Exercise task: State the number of lines in the material below that have "spielen" in them, without any other text.

Input:

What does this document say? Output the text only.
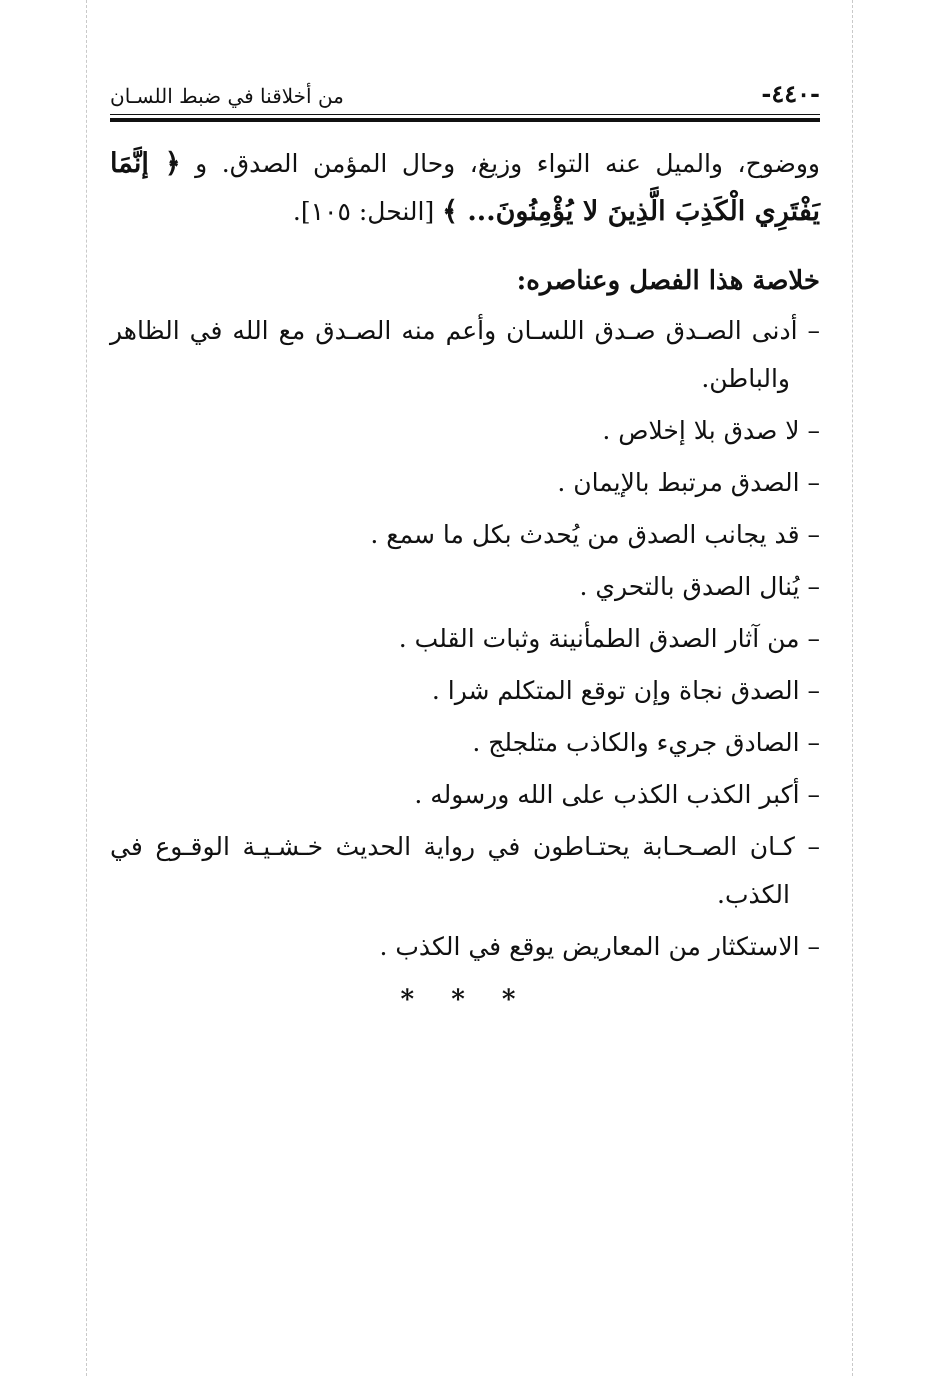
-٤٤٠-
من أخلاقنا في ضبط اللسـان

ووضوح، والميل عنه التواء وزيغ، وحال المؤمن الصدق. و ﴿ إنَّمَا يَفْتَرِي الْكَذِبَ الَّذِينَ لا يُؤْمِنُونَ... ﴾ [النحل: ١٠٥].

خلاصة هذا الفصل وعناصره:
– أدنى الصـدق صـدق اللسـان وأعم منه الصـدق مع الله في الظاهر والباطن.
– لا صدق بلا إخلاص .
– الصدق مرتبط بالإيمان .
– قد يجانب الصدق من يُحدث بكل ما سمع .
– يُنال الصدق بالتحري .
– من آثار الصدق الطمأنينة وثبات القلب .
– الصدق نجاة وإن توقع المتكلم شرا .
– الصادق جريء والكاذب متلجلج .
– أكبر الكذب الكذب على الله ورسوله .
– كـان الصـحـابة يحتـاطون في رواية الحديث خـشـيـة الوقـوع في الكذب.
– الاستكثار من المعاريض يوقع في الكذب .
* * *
* * *
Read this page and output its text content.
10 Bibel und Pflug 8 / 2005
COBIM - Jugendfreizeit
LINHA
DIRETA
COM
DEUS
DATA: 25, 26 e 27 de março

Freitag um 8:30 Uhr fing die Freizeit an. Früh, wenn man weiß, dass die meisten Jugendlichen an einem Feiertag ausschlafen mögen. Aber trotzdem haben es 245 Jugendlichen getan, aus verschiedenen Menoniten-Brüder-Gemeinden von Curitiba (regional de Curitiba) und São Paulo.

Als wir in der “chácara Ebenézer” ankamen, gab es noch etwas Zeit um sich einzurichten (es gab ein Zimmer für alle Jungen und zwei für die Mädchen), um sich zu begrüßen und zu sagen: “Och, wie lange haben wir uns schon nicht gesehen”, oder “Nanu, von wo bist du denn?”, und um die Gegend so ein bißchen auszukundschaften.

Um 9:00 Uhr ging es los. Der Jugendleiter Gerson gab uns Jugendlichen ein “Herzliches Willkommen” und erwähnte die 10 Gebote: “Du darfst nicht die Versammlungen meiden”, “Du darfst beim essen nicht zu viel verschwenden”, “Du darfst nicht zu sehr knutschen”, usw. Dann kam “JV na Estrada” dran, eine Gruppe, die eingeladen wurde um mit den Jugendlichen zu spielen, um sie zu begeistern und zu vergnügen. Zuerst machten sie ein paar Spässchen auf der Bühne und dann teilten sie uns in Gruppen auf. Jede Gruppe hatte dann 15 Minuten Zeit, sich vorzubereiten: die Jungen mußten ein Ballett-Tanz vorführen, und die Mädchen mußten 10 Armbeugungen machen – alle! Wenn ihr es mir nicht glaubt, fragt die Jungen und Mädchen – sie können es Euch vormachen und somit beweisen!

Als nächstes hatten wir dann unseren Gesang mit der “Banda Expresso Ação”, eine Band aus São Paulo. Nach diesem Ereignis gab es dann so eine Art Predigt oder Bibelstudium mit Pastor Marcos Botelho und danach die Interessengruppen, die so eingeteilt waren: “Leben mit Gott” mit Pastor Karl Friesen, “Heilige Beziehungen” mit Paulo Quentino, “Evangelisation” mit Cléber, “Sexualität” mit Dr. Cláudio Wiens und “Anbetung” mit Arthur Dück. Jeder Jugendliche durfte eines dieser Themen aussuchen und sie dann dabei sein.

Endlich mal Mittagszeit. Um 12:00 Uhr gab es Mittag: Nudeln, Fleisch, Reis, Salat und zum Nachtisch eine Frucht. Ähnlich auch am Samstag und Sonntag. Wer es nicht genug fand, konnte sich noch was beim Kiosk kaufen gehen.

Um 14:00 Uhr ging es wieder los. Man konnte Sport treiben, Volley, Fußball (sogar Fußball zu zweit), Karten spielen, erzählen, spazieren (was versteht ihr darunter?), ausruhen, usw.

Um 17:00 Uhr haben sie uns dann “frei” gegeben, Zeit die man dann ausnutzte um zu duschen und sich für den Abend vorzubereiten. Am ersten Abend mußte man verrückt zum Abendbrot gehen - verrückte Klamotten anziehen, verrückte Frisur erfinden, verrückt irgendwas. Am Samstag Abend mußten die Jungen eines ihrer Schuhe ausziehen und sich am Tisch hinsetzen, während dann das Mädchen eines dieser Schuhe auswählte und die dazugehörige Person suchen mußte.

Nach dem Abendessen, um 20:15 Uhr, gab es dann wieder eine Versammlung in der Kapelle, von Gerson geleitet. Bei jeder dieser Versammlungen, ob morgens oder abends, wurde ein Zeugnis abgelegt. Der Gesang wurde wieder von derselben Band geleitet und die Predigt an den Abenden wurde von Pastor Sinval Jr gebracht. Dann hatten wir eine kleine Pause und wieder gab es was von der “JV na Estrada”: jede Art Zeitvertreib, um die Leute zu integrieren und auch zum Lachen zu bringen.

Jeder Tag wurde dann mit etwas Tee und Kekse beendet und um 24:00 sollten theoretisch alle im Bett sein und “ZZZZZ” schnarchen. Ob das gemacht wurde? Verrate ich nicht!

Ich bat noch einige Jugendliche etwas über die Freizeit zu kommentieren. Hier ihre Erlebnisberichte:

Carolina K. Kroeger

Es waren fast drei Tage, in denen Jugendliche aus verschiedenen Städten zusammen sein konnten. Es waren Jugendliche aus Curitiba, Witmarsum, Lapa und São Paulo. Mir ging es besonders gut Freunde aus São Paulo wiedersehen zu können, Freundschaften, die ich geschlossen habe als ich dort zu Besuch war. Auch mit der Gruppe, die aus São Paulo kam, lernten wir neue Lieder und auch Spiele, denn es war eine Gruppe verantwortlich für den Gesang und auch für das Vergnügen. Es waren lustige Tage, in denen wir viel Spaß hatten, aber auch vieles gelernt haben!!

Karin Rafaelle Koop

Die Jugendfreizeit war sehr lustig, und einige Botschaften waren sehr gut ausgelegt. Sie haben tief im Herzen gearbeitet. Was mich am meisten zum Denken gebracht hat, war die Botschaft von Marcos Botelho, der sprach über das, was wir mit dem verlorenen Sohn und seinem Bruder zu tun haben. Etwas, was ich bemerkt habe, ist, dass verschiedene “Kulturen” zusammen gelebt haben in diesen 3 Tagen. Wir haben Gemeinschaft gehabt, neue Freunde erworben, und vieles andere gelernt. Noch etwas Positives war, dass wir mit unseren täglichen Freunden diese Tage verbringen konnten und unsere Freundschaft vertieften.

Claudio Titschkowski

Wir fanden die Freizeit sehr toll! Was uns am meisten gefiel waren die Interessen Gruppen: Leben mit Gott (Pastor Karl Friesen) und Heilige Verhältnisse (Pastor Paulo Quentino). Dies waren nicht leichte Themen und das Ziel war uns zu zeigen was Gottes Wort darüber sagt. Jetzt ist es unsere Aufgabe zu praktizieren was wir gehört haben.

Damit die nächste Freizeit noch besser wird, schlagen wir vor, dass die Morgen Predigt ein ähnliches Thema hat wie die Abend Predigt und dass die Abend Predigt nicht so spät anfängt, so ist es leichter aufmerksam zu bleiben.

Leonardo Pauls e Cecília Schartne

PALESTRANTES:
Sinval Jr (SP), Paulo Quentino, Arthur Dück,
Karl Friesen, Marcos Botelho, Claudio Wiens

Result: 2